What is the number of lines holding the word "this"? Give that number alone.

[Dataset entries]
»»

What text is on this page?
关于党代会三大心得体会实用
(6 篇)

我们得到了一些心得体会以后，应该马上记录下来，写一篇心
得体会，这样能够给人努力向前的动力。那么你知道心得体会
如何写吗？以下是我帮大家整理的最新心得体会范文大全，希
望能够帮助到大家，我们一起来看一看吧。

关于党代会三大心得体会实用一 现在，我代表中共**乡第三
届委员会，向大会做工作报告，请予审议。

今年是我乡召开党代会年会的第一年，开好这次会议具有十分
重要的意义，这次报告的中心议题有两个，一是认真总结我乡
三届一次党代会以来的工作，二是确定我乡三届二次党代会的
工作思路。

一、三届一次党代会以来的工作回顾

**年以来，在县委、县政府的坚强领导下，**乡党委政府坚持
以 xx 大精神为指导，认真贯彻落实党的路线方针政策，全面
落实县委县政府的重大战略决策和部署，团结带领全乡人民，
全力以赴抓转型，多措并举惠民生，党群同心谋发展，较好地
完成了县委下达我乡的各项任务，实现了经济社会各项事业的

««
»»

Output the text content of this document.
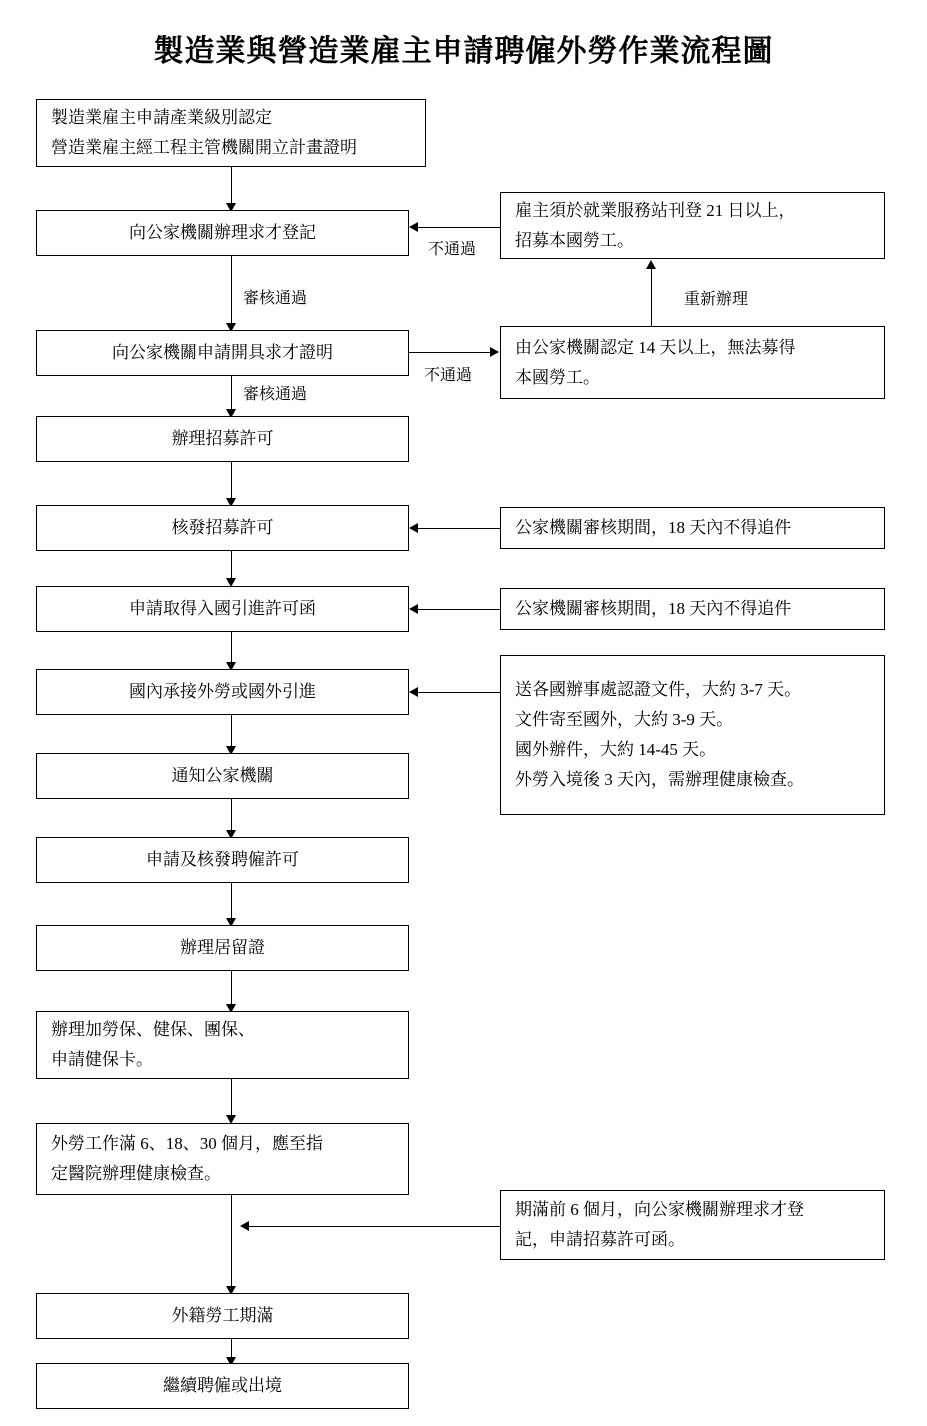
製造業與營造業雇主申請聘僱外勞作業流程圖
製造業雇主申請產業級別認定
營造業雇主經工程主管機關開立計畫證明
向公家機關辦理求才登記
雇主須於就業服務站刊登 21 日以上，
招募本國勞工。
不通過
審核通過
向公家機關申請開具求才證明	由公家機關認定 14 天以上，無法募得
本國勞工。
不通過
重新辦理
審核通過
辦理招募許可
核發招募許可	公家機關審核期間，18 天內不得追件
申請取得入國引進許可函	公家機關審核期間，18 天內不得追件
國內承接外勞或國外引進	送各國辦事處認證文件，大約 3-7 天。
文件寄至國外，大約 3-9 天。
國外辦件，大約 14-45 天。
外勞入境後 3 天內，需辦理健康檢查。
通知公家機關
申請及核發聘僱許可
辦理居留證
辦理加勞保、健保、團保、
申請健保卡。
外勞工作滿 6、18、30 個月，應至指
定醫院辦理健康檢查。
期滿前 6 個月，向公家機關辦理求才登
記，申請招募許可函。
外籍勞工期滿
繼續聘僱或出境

««

*Output:* 2